Document –
:::
UNITED STATES

SECURITIES AND EXCHANGE COMMISSION

WASHINGTON, DC 20549


FORM 8-K

CURRENT REPORT

PURSUANT TO SECTION 13 OR 15(d) OF THE

SECURITIES EXCHANGE ACT OF 1934

 

Date of Report (Date of earliest event reported): July 10, 2014 (July 7, 2014)

 

AMERICAN REALTY CAPITAL PROPERTIES, INC.
(Exact name of Registrant as specified in its charter)

 

Maryland

 

001-35263

 

45-2482685

(State or other jurisdiction of

incorporation or organization)

(Commission File Number) (I.R.S. Employer Identification No.)

 

405 Park Avenue, 15th Floor

New York, New York 10022

(Address, including zip code, of principal executive offices)
 

(212) 415-6500

Registrant’s telephone number, including area code:

 

Check the appropriate box below if the Form 8-K filing is intended to simultaneously satisfy the filing obligation of the registrant under any of the following provisions:

 

o Written communications pursuant to Rule 425 under the Securities Act (17 CFR 230.425)

 

o Soliciting material pursuant to Rule 14a-12 under the Exchange Act (17 CFR 240.14a-12)

 

o Pre-commencement communications pursuant to Rule 14d-2(b) under the Exchange Act (17 CFR 240.14d-2(b))

 

o Pre-commencement communications pursuant to Rule 13e-4(c) under the Exchange Act (17 CFR 240.13e-4(c))

 

 
 

 

Item 5.02. Departure of Directors or Certain Officers; Election of Directors; Appointment of Certain Officers; Compensatory Arrangements of Certain Officers.

 

Appointment of Bruce D. Frank to Board of Directors and Audit Committee

 

On July 7, 2014, the Board of Directors of American Realty Capital Properties, Inc. (the “Company”) appointed Bruce D. Frank to serve as an independent director of the Company, effective July 8, 2014, for a term expiring upon the earlier of: (i) the next annual meeting of the Company’s stockholders and until his successor is duly elected and qualified; and (ii) his death, removal or resignation. Mr. Frank was appointed due to his extensive experience, as described below. Mr. Frank was also appointed to the Audit Committee of the Board of Directors, effective July 8, 2014, and the Board of Directors determined that Mr. Frank qualifies as an “audit committee financial expert” pursuant to Item 407(d)(5) of Regulation S-K, based upon his past experience and qualifications. There are no related party transactions involving Mr. Frank that are reportable under Item 404(a) of Regulation S-K for the purposes of this Current Report on Form 8-K and there are no arrangements or understandings between Mr. Frank and any other person pursuant to which Mr. Frank was appointed as director.

 

Bruce D. Frank, 60, worked with Ernst & Young LLP (“Ernst & Young”) from April 1997 until June 2014 and most recently served as a senior partner with the assurance line of Ernst & Young’s real estate practice. Prior to joining Ernst & Young, Mr. Frank was at KPMG LLP (“KPMG”) from February 1980 until March 1997, where he served as an assurance partner of KPMG’s real estate practice. Mr. Frank has over 35 years of experience providing services to developers, owners and investors in all types of real estate holdings, including domestic and global assets. Mr. Frank currently serves as a member of the Real Estate Advisory Board of the New York University Schack Institute of Real Estate and as a member of the National Association of Real Estate Investment Trusts. Mr. Frank also serves as a member of the Association of Foreign Investors in U.S. Real Estate and previously served on its Legislative Affairs Committee. Mr. Frank holds a Bachelor of Science in Accounting from Bentley College and is a Certified Public Accountant in New York and New Jersey.
:::
Dataset extract –
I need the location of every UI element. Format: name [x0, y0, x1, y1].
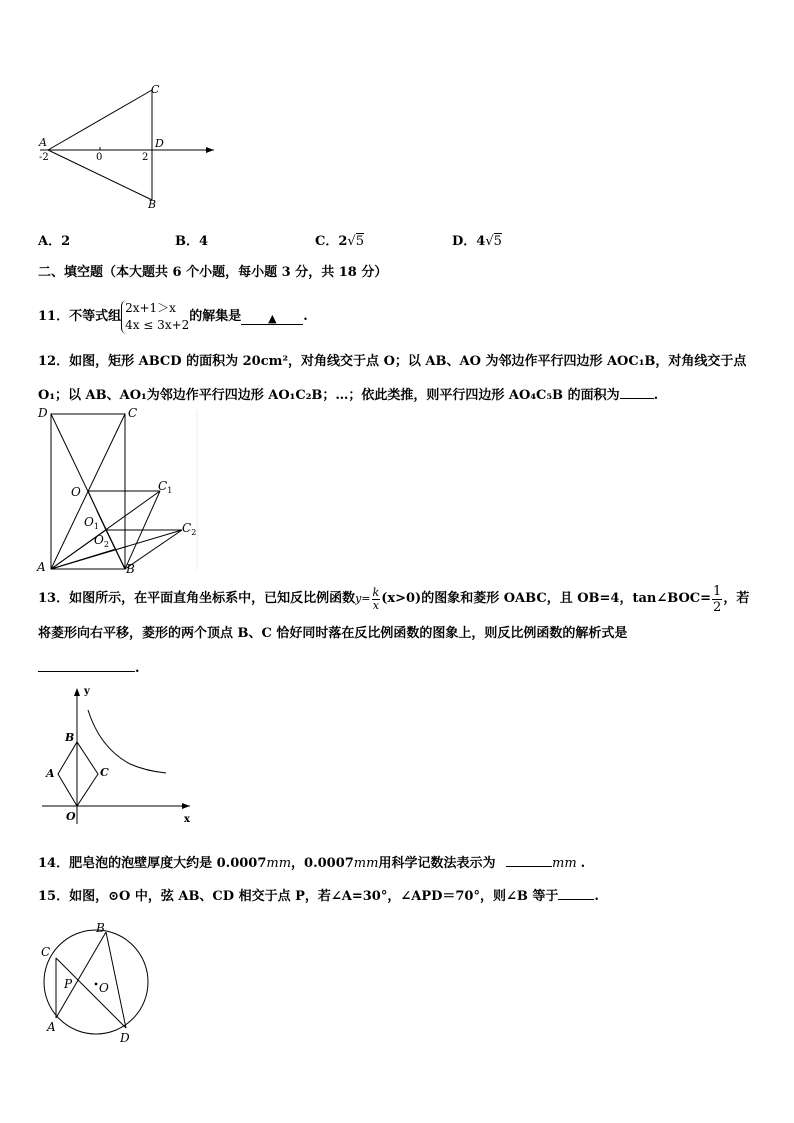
q15-text: 15．如图，⊙O 中，弦 AB、CD 相交于点 P，若∠A=30°，∠APD＝70°，则∠B 等于 — [38, 889, 559, 904]
label-c: C — [100, 766, 109, 779]
denominator: x — [372, 598, 379, 612]
numerator: 1 — [713, 583, 722, 599]
q11-suffix: 的解集是 — [189, 309, 242, 324]
label-x: x — [184, 814, 190, 825]
q12-line2-text: O₁；以 AB、AO₁为邻边作平行四边形 AO₁C₂B；…；依此类推，则平行四边形 AO₄C₅B 的面积为 — [38, 388, 620, 403]
inequality-system — [121, 300, 189, 334]
q13-end: . — [135, 661, 140, 676]
fraction-half — [712, 584, 722, 615]
option-c — [315, 233, 364, 251]
answer-blank[interactable] — [506, 852, 552, 867]
inequality-2: 4x ≤ 3x+2 — [125, 318, 190, 332]
label-a: A — [47, 1020, 56, 1034]
sqrt-sign: √ — [347, 234, 356, 249]
label-c: C — [41, 945, 51, 959]
label-zero: 0 — [96, 152, 103, 163]
label-two: 2 — [142, 152, 149, 163]
label-o: O — [71, 485, 81, 499]
figure-q12 — [34, 405, 200, 577]
answer-blank[interactable] — [620, 384, 654, 399]
figure-q10 — [34, 80, 224, 215]
q15-end: . — [594, 889, 599, 904]
question-15 — [38, 885, 599, 906]
label-b: B — [65, 731, 75, 744]
label-y: y — [84, 686, 90, 697]
radicand: 5 — [493, 234, 502, 249]
label-o: O — [66, 810, 76, 823]
q13-cond: (x>0)的图象和菱形 OABC，且 OB=4，tan∠BOC= — [381, 591, 712, 606]
question-11 — [38, 297, 308, 337]
label-m2: -2 — [39, 152, 49, 163]
label-b: B — [126, 562, 135, 576]
radicand: 5 — [355, 234, 364, 249]
option-b: B．4 — [175, 234, 209, 249]
option-d-prefix: D．4 — [452, 234, 486, 249]
denominator: 2 — [713, 599, 722, 615]
label-c: C — [151, 83, 160, 96]
unit-mm: mm — [353, 856, 379, 871]
question-12-line2 — [38, 384, 658, 405]
answer-blank[interactable] — [241, 310, 303, 325]
label-c2: $C_2$ — [182, 521, 197, 537]
label-o: O — [99, 981, 109, 995]
unit-mm: mm — [552, 856, 577, 871]
unit-mm: mm — [266, 856, 292, 871]
label-a: A — [39, 136, 47, 149]
q13-after: ，若 — [723, 591, 750, 606]
q14-p1: 14．肥皂泡的泡壁厚度大约是 0.0007 — [38, 856, 267, 871]
figure-q13 — [38, 684, 196, 829]
label-c: C — [128, 406, 138, 420]
triangle-marker: ▲ — [268, 311, 277, 325]
section-heading: 二、填空题（本大题共 6 个小题，每小题 3 分，共 18 分） — [38, 265, 388, 280]
label-d: D — [155, 137, 164, 150]
q13-y: y= — [355, 592, 371, 605]
inequality-1: 2x+1＞x — [125, 301, 176, 315]
question-13-line3 — [38, 657, 140, 678]
q12-end: . — [653, 388, 659, 403]
option-c-prefix: C．2 — [315, 234, 348, 249]
q13-p1: 13．如图所示，在平面直角坐标系中，已知反比例函数 — [38, 591, 356, 606]
q14-p3: 用科学记数法表示为 — [378, 856, 496, 871]
answer-blank[interactable] — [38, 657, 135, 672]
option-d — [452, 233, 502, 251]
label-c1: $C_1$ — [158, 479, 173, 495]
sqrt-sign: √ — [485, 234, 494, 249]
label-o1: $O_1$ — [84, 515, 99, 531]
question-14 — [38, 852, 585, 873]
question-13-line1 — [38, 578, 749, 620]
question-13-line2: 将菱形向右平移，菱形的两个顶点 B、C 恰好同时落在反比例函数的图象上，则反比例函数的解析式是 — [38, 626, 628, 641]
figure-q15 — [36, 918, 156, 1048]
label-a: A — [37, 560, 46, 574]
label-b: B — [148, 198, 157, 211]
label-b: B — [96, 921, 105, 935]
numerator: k — [372, 585, 380, 599]
label-d: D — [120, 1031, 130, 1045]
q14-p2: ，0.0007 — [291, 856, 354, 871]
q11-end: . — [303, 309, 308, 324]
label-o2: $O_2$ — [94, 533, 109, 549]
label-a: A — [46, 767, 55, 780]
answer-blank[interactable] — [558, 885, 594, 900]
option-a: A．2 — [38, 234, 71, 249]
question-12-line1: 12．如图，矩形 ABCD 的面积为 20cm²，对角线交于点 O；以 AB、AO 为邻边作平行四边形 AOC₁B，对角线交于点 — [38, 354, 747, 369]
label-p: P — [64, 977, 73, 991]
q11-prefix: 11．不等式组 — [38, 309, 122, 324]
fraction-k-over-x — [372, 587, 381, 612]
label-d: D — [38, 406, 48, 420]
q14-end: . — [580, 856, 586, 871]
:::
Complete the following –
1. In the Form 8-K, swap "Compensatory Arrangements" for "Compensation Arrangements" and give the stretch from "o Pre-commencement communications pursuant to Rule 14d-2(b)" through "of Certain Officers.".
2. Does each statement agree with the Form 8-K? Answer yes or no for each, quoting the words of the Form 8-K that decide it. (a) Bruce D. Frank's appointment as an independent director took effect July 8, 2014. (b) Mr. Frank worked at KPMG from 1997 until 2014. (c) Mr. Frank is a Certified Public Accountant in New York and Connecticut.
3. Take the Form 8-K further, continuing from where it stops.

In response –
1.
o Pre-commencement communications pursuant to Rule 14d-2(b) under the Exchange Act (17 CFR 240.14d-2(b))

 

o Pre-commencement communications pursuant to Rule 13e-4(c) under the Exchange Act (17 CFR 240.13e-4(c))

 

 
 

 

Item 5.02. Departure of Directors or Certain Officers; Election of Directors; Appointment of Certain Officers; Compensation Arrangements of Certain Officers.

2.
(a) Yes: "appointed Bruce D. Frank to serve as an independent director of the Company, effective July 8, 2014"
(b) No: "Mr. Frank was at KPMG LLP (“KPMG”) from February 1980 until March 1997"
(c) No: "is a Certified Public Accountant in New York and New Jersey"

3.
 

The only compensation arrangement under which Mr. Frank will receive compensation as an independent director of the Company is described in the Company’s definitive proxy statement filed with the U.S. Securities and Exchange Commission (the “SEC”) on April 29, 2014.The terms of such independent director compensation described in the Company’s definitive proxy statement under “Compensation and Other Information Concerning Officers, Directors and Certain Stockholders – Compensation of Directors – Current Non-Executive Director Compensation” are incorporated herein by reference.

 

Appointment of David S. Kay to Board of Directors Effective October 1, 2014

 

On July 7, 2014, the Board of Directors of the Company appointed David S. Kay to serve as a director of the Company, effective October 1, 2014, for a term expiring upon the earlier of: (i) the next annual meeting of the Company’s stockholders and until his successor is duly elected and qualified; and (ii) his death, removal or resignation. There are no related party transactions involving Mr. Kay that are reportable under Item 404(a) of Regulation S-K for the purposes of this Current Report on Form 8-K and there are no arrangements or understandings between Mr. Kay and any other person pursuant to which Mr. Kay was appointed as director.

 

Mr. Kay’s background and experience are described in the Company’s Current Report on Form 8-K filed with the SEC on November 26, 2013.

 

Mr. Kay will receive no compensation for serving as a director of the Company.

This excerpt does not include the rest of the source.